What this task involves:
Could you extract every entry below and reproduce it exactly?

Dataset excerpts
········

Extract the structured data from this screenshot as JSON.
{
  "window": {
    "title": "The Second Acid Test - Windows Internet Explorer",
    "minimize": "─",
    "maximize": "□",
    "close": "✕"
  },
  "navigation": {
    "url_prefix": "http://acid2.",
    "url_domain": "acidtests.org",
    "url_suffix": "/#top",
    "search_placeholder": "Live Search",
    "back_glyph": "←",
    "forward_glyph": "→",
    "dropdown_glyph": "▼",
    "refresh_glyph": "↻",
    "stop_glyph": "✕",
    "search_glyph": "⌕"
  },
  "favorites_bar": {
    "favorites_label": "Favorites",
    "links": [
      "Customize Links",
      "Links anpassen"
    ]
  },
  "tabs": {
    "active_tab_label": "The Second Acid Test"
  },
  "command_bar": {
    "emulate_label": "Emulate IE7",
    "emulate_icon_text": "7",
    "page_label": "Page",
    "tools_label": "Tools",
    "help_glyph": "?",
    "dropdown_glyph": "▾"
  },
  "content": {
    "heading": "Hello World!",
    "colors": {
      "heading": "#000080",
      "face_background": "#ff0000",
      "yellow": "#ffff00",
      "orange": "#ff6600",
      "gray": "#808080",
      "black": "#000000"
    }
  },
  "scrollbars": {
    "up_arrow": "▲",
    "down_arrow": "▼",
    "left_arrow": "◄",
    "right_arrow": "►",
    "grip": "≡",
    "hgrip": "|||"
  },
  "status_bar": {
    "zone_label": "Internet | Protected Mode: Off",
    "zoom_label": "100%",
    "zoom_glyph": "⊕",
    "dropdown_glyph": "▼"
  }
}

········

Answer for the task:
Extract the structured data from this screenshot as JSON.
{
  "window": {
    "title": "The Second Acid Test - Windows Internet Explorer",
    "minimize": "─",
    "maximize": "□",
    "close": "✕"
  },
  "navigation": {
    "url_prefix": "http://acid2.",
    "url_domain": "acidtests.org",
    "url_suffix": "/#top",
    "search_placeholder": "Live Search",
    "back_glyph": "←",
    "forward_glyph": "→",
    "dropdown_glyph": "▼",
    "refresh_glyph": "↻",
    "stop_glyph": "✕",
    "search_glyph": "⌕"
  },
  "favorites_bar": {
    "favorites_label": "Favorites",
    "links": [
      "Customize Links",
      "Links anpassen"
    ]
  },
  "tabs": {
    "active_tab_label": "The Second Acid Test"
  },
  "command_bar": {
    "emulate_label": "Emulate IE7",
    "emulate_icon_text": "7",
    "page_label": "Page",
    "tools_label": "Tools",
    "help_glyph": "?",
    "dropdown_glyph": "▾"
  },
  "content": {
    "heading": "Hello World!",
    "colors": {
      "heading": "#000080",
      "face_background": "#ff0000",
      "yellow": "#ffff00",
      "orange": "#ff6600",
      "gray": "#808080",
      "black": "#000000"
    }
  },
  "scrollbars": {
    "up_arrow": "▲",
    "down_arrow": "▼",
    "left_arrow": "◄",
    "right_arrow": "►",
    "grip": "≡",
    "hgrip": "|||"
  },
  "status_bar": {
    "zone_label": "Internet | Protected Mode: Off",
    "zoom_label": "100%",
    "zoom_glyph": "⊕",
    "dropdown_glyph": "▼"
  }
}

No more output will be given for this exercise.